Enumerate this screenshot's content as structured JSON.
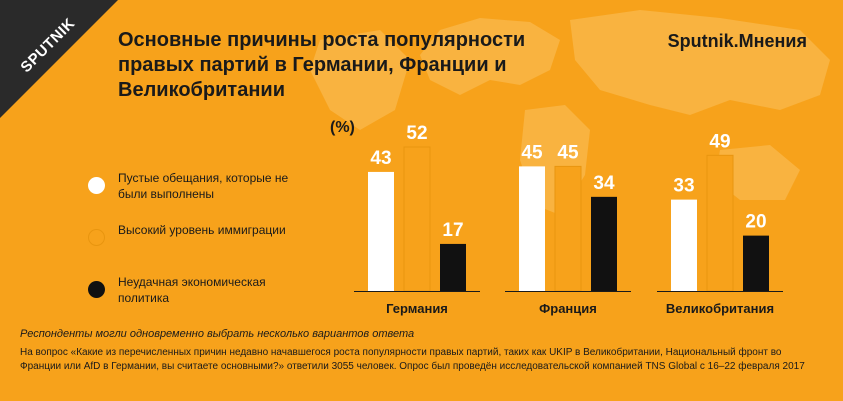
{
  "title": "Основные причины роста популярности правых партий в Германии, Франции и Великобритании",
  "brand": "Sputnik.Мнения",
  "logo": "SPUTNIK",
  "colors": {
    "background": "#f7a21b",
    "series_white": "#ffffff",
    "series_orange": "#f7a21b",
    "series_black": "#111111",
    "map": "#f9b340"
  },
  "chart_data": {
    "type": "bar",
    "unit_label": "(%)",
    "categories": [
      "Германия",
      "Франция",
      "Великобритания"
    ],
    "series": [
      {
        "name": "Пустые обещания, которые не были выполнены",
        "values": [
          43,
          45,
          33
        ]
      },
      {
        "name": "Высокий уровень иммиграции",
        "values": [
          52,
          45,
          49
        ]
      },
      {
        "name": "Неудачная экономическая политика",
        "values": [
          17,
          34,
          20
        ]
      }
    ],
    "ylim": [
      0,
      52
    ]
  },
  "note": "Респонденты могли одновременно выбрать несколько вариантов ответа",
  "footnote": "На вопрос «Какие из перечисленных причин недавно начавшегося роста популярности правых партий, таких как UKIP в Великобритании, Национальный фронт во Франции или AfD в Германии, вы считаете основными?» ответили 3055 человек. Опрос был проведён исследовательской компанией TNS Global с 16–22 февраля 2017"
}
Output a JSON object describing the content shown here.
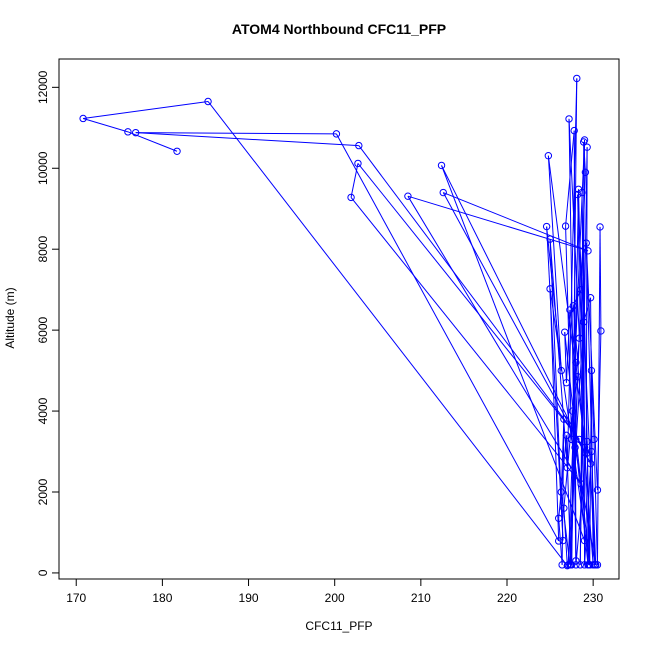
{
  "chart_data": {
    "type": "line",
    "title": "ATOM4 Northbound CFC11_PFP",
    "xlabel": "CFC11_PFP",
    "ylabel": "Altitude (m)",
    "xlim": [
      168,
      233
    ],
    "ylim": [
      -150,
      12700
    ],
    "xticks": [
      170,
      180,
      190,
      200,
      210,
      220,
      230
    ],
    "yticks": [
      0,
      2000,
      4000,
      6000,
      8000,
      10000,
      12000
    ],
    "grid": false,
    "legend": "none",
    "marker": "open-circle",
    "series": [
      {
        "color": "#0000ff",
        "points": [
          [
            181.7,
            10420
          ],
          [
            176.0,
            10900
          ],
          [
            170.8,
            11230
          ],
          [
            185.3,
            11650
          ],
          [
            227.0,
            180
          ],
          [
            226.6,
            1600
          ],
          [
            228.4,
            5800
          ],
          [
            227.2,
            11220
          ],
          [
            228.0,
            300
          ],
          [
            227.8,
            10930
          ],
          [
            226.8,
            8570
          ],
          [
            227.5,
            3300
          ],
          [
            229.0,
            10700
          ],
          [
            228.5,
            200
          ],
          [
            229.3,
            10520
          ],
          [
            229.2,
            2950
          ],
          [
            224.8,
            10310
          ],
          [
            226.3,
            5000
          ],
          [
            224.6,
            8560
          ],
          [
            226.5,
            800
          ],
          [
            225.0,
            8250
          ],
          [
            227.0,
            2600
          ],
          [
            228.1,
            12220
          ],
          [
            227.5,
            200
          ],
          [
            228.3,
            9480
          ],
          [
            229.0,
            3100
          ],
          [
            228.7,
            9400
          ],
          [
            229.6,
            200
          ],
          [
            225.0,
            7020
          ],
          [
            226.0,
            790
          ],
          [
            200.2,
            10850
          ],
          [
            176.9,
            10880
          ],
          [
            202.8,
            10560
          ],
          [
            228.4,
            3300
          ],
          [
            202.7,
            10120
          ],
          [
            201.9,
            9280
          ],
          [
            228.6,
            2200
          ],
          [
            208.5,
            9310
          ],
          [
            229.4,
            7960
          ],
          [
            212.6,
            9400
          ],
          [
            229.7,
            2700
          ],
          [
            212.4,
            10070
          ],
          [
            229.0,
            800
          ],
          [
            228.2,
            9350
          ],
          [
            230.2,
            200
          ],
          [
            229.2,
            8150
          ],
          [
            230.5,
            2050
          ],
          [
            230.9,
            5980
          ],
          [
            230.8,
            8550
          ],
          [
            230.5,
            200
          ],
          [
            230.1,
            3300
          ],
          [
            229.8,
            5000
          ],
          [
            229.6,
            200
          ],
          [
            226.7,
            5950
          ],
          [
            226.9,
            4700
          ],
          [
            227.3,
            6500
          ],
          [
            228.0,
            5200
          ],
          [
            227.1,
            200
          ],
          [
            228.9,
            6200
          ],
          [
            229.7,
            6800
          ],
          [
            230.0,
            200
          ],
          [
            227.7,
            6600
          ],
          [
            228.6,
            7000
          ],
          [
            229.4,
            200
          ],
          [
            227.6,
            4000
          ],
          [
            228.2,
            4850
          ],
          [
            227.3,
            200
          ],
          [
            226.3,
            2000
          ],
          [
            226.6,
            3800
          ],
          [
            226.4,
            200
          ],
          [
            226.0,
            1350
          ],
          [
            226.9,
            3400
          ],
          [
            227.4,
            200
          ],
          [
            229.1,
            9900
          ],
          [
            228.9,
            10650
          ],
          [
            229.0,
            200
          ],
          [
            229.8,
            3000
          ],
          [
            230.3,
            200
          ],
          [
            227.9,
            3100
          ],
          [
            228.0,
            200
          ],
          [
            229.3,
            3250
          ],
          [
            229.5,
            200
          ]
        ]
      }
    ]
  }
}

++++++++++

▶ Challenge
Using the material above, retype each entry exactly and omit the pictures.

▶ Complete response
Enumerate this screenshot's content as structured JSON.
{
  "title": "Основные причины роста популярности правых партий в Германии, Франции и Великобритании",
  "brand": "Sputnik.Мнения",
  "logo": "SPUTNIK",
  "colors": {
    "background": "#f7a21b",
    "series_white": "#ffffff",
    "series_orange": "#f7a21b",
    "series_black": "#111111",
    "map": "#f9b340"
  },
  "chart_data": {
    "type": "bar",
    "unit_label": "(%)",
    "categories": [
      "Германия",
      "Франция",
      "Великобритания"
    ],
    "series": [
      {
        "name": "Пустые обещания, которые не были выполнены",
        "values": [
          43,
          45,
          33
        ]
      },
      {
        "name": "Высокий уровень иммиграции",
        "values": [
          52,
          45,
          49
        ]
      },
      {
        "name": "Неудачная экономическая политика",
        "values": [
          17,
          34,
          20
        ]
      }
    ],
    "ylim": [
      0,
      52
    ]
  },
  "note": "Респонденты могли одновременно выбрать несколько вариантов ответа",
  "footnote": "На вопрос «Какие из перечисленных причин недавно начавшегося роста популярности правых партий, таких как UKIP в Великобритании, Национальный фронт во Франции или AfD в Германии, вы считаете основными?» ответили 3055 человек. Опрос был проведён исследовательской компанией TNS Global с 16–22 февраля 2017"
}
Output a JSON object describing the content shown here.
{
  "chart_data": {
    "type": "line",
    "title": "ATOM4 Northbound CFC11_PFP",
    "xlabel": "CFC11_PFP",
    "ylabel": "Altitude (m)",
    "xlim": [
      168,
      233
    ],
    "ylim": [
      -150,
      12700
    ],
    "xticks": [
      170,
      180,
      190,
      200,
      210,
      220,
      230
    ],
    "yticks": [
      0,
      2000,
      4000,
      6000,
      8000,
      10000,
      12000
    ],
    "grid": false,
    "legend": "none",
    "marker": "open-circle",
    "series": [
      {
        "color": "#0000ff",
        "points": [
          [
            181.7,
            10420
          ],
          [
            176.0,
            10900
          ],
          [
            170.8,
            11230
          ],
          [
            185.3,
            11650
          ],
          [
            227.0,
            180
          ],
          [
            226.6,
            1600
          ],
          [
            228.4,
            5800
          ],
          [
            227.2,
            11220
          ],
          [
            228.0,
            300
          ],
          [
            227.8,
            10930
          ],
          [
            226.8,
            8570
          ],
          [
            227.5,
            3300
          ],
          [
            229.0,
            10700
          ],
          [
            228.5,
            200
          ],
          [
            229.3,
            10520
          ],
          [
            229.2,
            2950
          ],
          [
            224.8,
            10310
          ],
          [
            226.3,
            5000
          ],
          [
            224.6,
            8560
          ],
          [
            226.5,
            800
          ],
          [
            225.0,
            8250
          ],
          [
            227.0,
            2600
          ],
          [
            228.1,
            12220
          ],
          [
            227.5,
            200
          ],
          [
            228.3,
            9480
          ],
          [
            229.0,
            3100
          ],
          [
            228.7,
            9400
          ],
          [
            229.6,
            200
          ],
          [
            225.0,
            7020
          ],
          [
            226.0,
            790
          ],
          [
            200.2,
            10850
          ],
          [
            176.9,
            10880
          ],
          [
            202.8,
            10560
          ],
          [
            228.4,
            3300
          ],
          [
            202.7,
            10120
          ],
          [
            201.9,
            9280
          ],
          [
            228.6,
            2200
          ],
          [
            208.5,
            9310
          ],
          [
            229.4,
            7960
          ],
          [
            212.6,
            9400
          ],
          [
            229.7,
            2700
          ],
          [
            212.4,
            10070
          ],
          [
            229.0,
            800
          ],
          [
            228.2,
            9350
          ],
          [
            230.2,
            200
          ],
          [
            229.2,
            8150
          ],
          [
            230.5,
            2050
          ],
          [
            230.9,
            5980
          ],
          [
            230.8,
            8550
          ],
          [
            230.5,
            200
          ],
          [
            230.1,
            3300
          ],
          [
            229.8,
            5000
          ],
          [
            229.6,
            200
          ],
          [
            226.7,
            5950
          ],
          [
            226.9,
            4700
          ],
          [
            227.3,
            6500
          ],
          [
            228.0,
            5200
          ],
          [
            227.1,
            200
          ],
          [
            228.9,
            6200
          ],
          [
            229.7,
            6800
          ],
          [
            230.0,
            200
          ],
          [
            227.7,
            6600
          ],
          [
            228.6,
            7000
          ],
          [
            229.4,
            200
          ],
          [
            227.6,
            4000
          ],
          [
            228.2,
            4850
          ],
          [
            227.3,
            200
          ],
          [
            226.3,
            2000
          ],
          [
            226.6,
            3800
          ],
          [
            226.4,
            200
          ],
          [
            226.0,
            1350
          ],
          [
            226.9,
            3400
          ],
          [
            227.4,
            200
          ],
          [
            229.1,
            9900
          ],
          [
            228.9,
            10650
          ],
          [
            229.0,
            200
          ],
          [
            229.8,
            3000
          ],
          [
            230.3,
            200
          ],
          [
            227.9,
            3100
          ],
          [
            228.0,
            200
          ],
          [
            229.3,
            3250
          ],
          [
            229.5,
            200
          ]
        ]
      }
    ]
  }
}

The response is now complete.